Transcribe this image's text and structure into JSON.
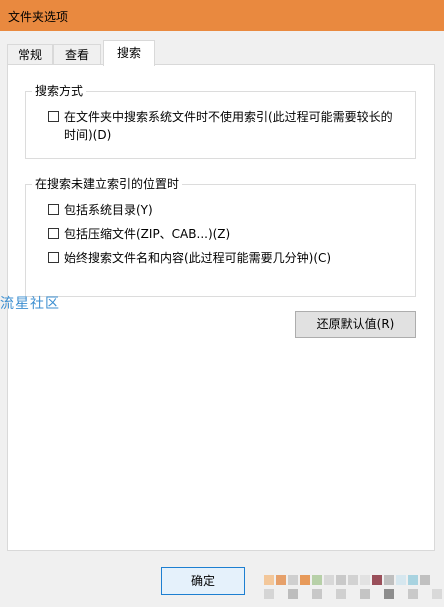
{
  "window": {
    "title": "文件夹选项"
  },
  "tabs": [
    {
      "label": "常规"
    },
    {
      "label": "查看"
    },
    {
      "label": "搜索"
    }
  ],
  "active_tab": "搜索",
  "search_mode": {
    "label": "搜索方式",
    "options": [
      {
        "label": "在文件夹中搜索系统文件时不使用索引(此过程可能需要较长的时间)(D)",
        "checked": false
      }
    ]
  },
  "non_indexed": {
    "label": "在搜索未建立索引的位置时",
    "options": [
      {
        "label": "包括系统目录(Y)",
        "checked": false
      },
      {
        "label": "包括压缩文件(ZIP、CAB...)(Z)",
        "checked": false
      },
      {
        "label": "始终搜索文件名和内容(此过程可能需要几分钟)(C)",
        "checked": false
      }
    ]
  },
  "buttons": {
    "restore_defaults": "还原默认值(R)",
    "ok": "确定"
  },
  "watermark": "流星社区",
  "colors": {
    "titlebar": "#e9893f",
    "watermark": "#3d8fd1",
    "default_button_border": "#1d7fd1"
  }
}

Short exercise.
Without including any pictures, reproduce the listing exactly.

Expected output.
Transcribe this image's text and structure into JSON.
{
  "window": {
    "title": "文件夹选项"
  },
  "tabs": [
    {
      "label": "常规"
    },
    {
      "label": "查看"
    },
    {
      "label": "搜索"
    }
  ],
  "active_tab": "搜索",
  "search_mode": {
    "label": "搜索方式",
    "options": [
      {
        "label": "在文件夹中搜索系统文件时不使用索引(此过程可能需要较长的时间)(D)",
        "checked": false
      }
    ]
  },
  "non_indexed": {
    "label": "在搜索未建立索引的位置时",
    "options": [
      {
        "label": "包括系统目录(Y)",
        "checked": false
      },
      {
        "label": "包括压缩文件(ZIP、CAB...)(Z)",
        "checked": false
      },
      {
        "label": "始终搜索文件名和内容(此过程可能需要几分钟)(C)",
        "checked": false
      }
    ]
  },
  "buttons": {
    "restore_defaults": "还原默认值(R)",
    "ok": "确定"
  },
  "watermark": "流星社区",
  "colors": {
    "titlebar": "#e9893f",
    "watermark": "#3d8fd1",
    "default_button_border": "#1d7fd1"
  }
}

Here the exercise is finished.